--- begin GIVEN RECORDS ---

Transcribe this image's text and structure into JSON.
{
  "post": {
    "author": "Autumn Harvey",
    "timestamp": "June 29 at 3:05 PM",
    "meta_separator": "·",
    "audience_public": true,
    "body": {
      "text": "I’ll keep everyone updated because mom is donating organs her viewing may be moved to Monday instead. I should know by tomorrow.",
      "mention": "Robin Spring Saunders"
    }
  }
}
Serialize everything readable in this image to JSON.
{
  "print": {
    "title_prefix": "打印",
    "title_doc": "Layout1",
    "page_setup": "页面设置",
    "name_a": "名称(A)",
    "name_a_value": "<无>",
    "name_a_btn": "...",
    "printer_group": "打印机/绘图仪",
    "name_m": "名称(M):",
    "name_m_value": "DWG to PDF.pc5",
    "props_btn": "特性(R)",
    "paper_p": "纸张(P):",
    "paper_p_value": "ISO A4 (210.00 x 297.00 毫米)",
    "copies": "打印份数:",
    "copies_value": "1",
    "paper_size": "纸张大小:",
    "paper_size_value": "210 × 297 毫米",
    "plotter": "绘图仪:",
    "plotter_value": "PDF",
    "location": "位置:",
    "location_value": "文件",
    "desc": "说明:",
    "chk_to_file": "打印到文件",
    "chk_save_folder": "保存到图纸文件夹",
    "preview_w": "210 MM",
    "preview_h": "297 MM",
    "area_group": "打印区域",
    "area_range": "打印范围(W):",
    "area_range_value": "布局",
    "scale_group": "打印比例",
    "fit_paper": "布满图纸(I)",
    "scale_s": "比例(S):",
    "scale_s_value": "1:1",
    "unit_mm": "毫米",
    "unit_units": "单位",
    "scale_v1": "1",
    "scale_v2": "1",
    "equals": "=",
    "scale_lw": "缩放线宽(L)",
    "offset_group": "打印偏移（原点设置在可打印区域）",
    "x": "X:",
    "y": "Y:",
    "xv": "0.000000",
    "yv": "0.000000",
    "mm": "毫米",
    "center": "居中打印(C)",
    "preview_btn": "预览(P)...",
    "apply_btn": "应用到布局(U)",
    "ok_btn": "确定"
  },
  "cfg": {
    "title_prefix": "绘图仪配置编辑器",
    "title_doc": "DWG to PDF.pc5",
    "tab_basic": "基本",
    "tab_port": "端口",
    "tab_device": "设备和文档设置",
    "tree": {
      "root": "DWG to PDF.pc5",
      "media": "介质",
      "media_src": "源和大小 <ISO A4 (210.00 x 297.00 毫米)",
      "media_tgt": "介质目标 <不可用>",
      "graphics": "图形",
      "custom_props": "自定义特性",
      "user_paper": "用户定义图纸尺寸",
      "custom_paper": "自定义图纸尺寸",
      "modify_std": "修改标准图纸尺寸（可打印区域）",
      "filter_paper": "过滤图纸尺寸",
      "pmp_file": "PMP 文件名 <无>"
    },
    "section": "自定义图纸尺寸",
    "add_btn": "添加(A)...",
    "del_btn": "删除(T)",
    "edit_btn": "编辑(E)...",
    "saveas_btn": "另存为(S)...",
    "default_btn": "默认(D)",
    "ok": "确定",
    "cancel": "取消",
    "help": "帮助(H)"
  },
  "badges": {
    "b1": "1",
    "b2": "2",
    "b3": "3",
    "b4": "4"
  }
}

--- end GIVEN RECORDS ---

Output every record above exactly as it appears.

### RESPONSE TO THIS EXERCISE
Transcribe this image's text and structure into JSON.
{
  "post": {
    "author": "Autumn Harvey",
    "timestamp": "June 29 at 3:05 PM",
    "meta_separator": "·",
    "audience_public": true,
    "body": {
      "text": "I’ll keep everyone updated because mom is donating organs her viewing may be moved to Monday instead. I should know by tomorrow.",
      "mention": "Robin Spring Saunders"
    }
  }
}
Serialize everything readable in this image to JSON.
{
  "print": {
    "title_prefix": "打印",
    "title_doc": "Layout1",
    "page_setup": "页面设置",
    "name_a": "名称(A)",
    "name_a_value": "<无>",
    "name_a_btn": "...",
    "printer_group": "打印机/绘图仪",
    "name_m": "名称(M):",
    "name_m_value": "DWG to PDF.pc5",
    "props_btn": "特性(R)",
    "paper_p": "纸张(P):",
    "paper_p_value": "ISO A4 (210.00 x 297.00 毫米)",
    "copies": "打印份数:",
    "copies_value": "1",
    "paper_size": "纸张大小:",
    "paper_size_value": "210 × 297 毫米",
    "plotter": "绘图仪:",
    "plotter_value": "PDF",
    "location": "位置:",
    "location_value": "文件",
    "desc": "说明:",
    "chk_to_file": "打印到文件",
    "chk_save_folder": "保存到图纸文件夹",
    "preview_w": "210 MM",
    "preview_h": "297 MM",
    "area_group": "打印区域",
    "area_range": "打印范围(W):",
    "area_range_value": "布局",
    "scale_group": "打印比例",
    "fit_paper": "布满图纸(I)",
    "scale_s": "比例(S):",
    "scale_s_value": "1:1",
    "unit_mm": "毫米",
    "unit_units": "单位",
    "scale_v1": "1",
    "scale_v2": "1",
    "equals": "=",
    "scale_lw": "缩放线宽(L)",
    "offset_group": "打印偏移（原点设置在可打印区域）",
    "x": "X:",
    "y": "Y:",
    "xv": "0.000000",
    "yv": "0.000000",
    "mm": "毫米",
    "center": "居中打印(C)",
    "preview_btn": "预览(P)...",
    "apply_btn": "应用到布局(U)",
    "ok_btn": "确定"
  },
  "cfg": {
    "title_prefix": "绘图仪配置编辑器",
    "title_doc": "DWG to PDF.pc5",
    "tab_basic": "基本",
    "tab_port": "端口",
    "tab_device": "设备和文档设置",
    "tree": {
      "root": "DWG to PDF.pc5",
      "media": "介质",
      "media_src": "源和大小 <ISO A4 (210.00 x 297.00 毫米)",
      "media_tgt": "介质目标 <不可用>",
      "graphics": "图形",
      "custom_props": "自定义特性",
      "user_paper": "用户定义图纸尺寸",
      "custom_paper": "自定义图纸尺寸",
      "modify_std": "修改标准图纸尺寸（可打印区域）",
      "filter_paper": "过滤图纸尺寸",
      "pmp_file": "PMP 文件名 <无>"
    },
    "section": "自定义图纸尺寸",
    "add_btn": "添加(A)...",
    "del_btn": "删除(T)",
    "edit_btn": "编辑(E)...",
    "saveas_btn": "另存为(S)...",
    "default_btn": "默认(D)",
    "ok": "确定",
    "cancel": "取消",
    "help": "帮助(H)"
  },
  "badges": {
    "b1": "1",
    "b2": "2",
    "b3": "3",
    "b4": "4"
  }
}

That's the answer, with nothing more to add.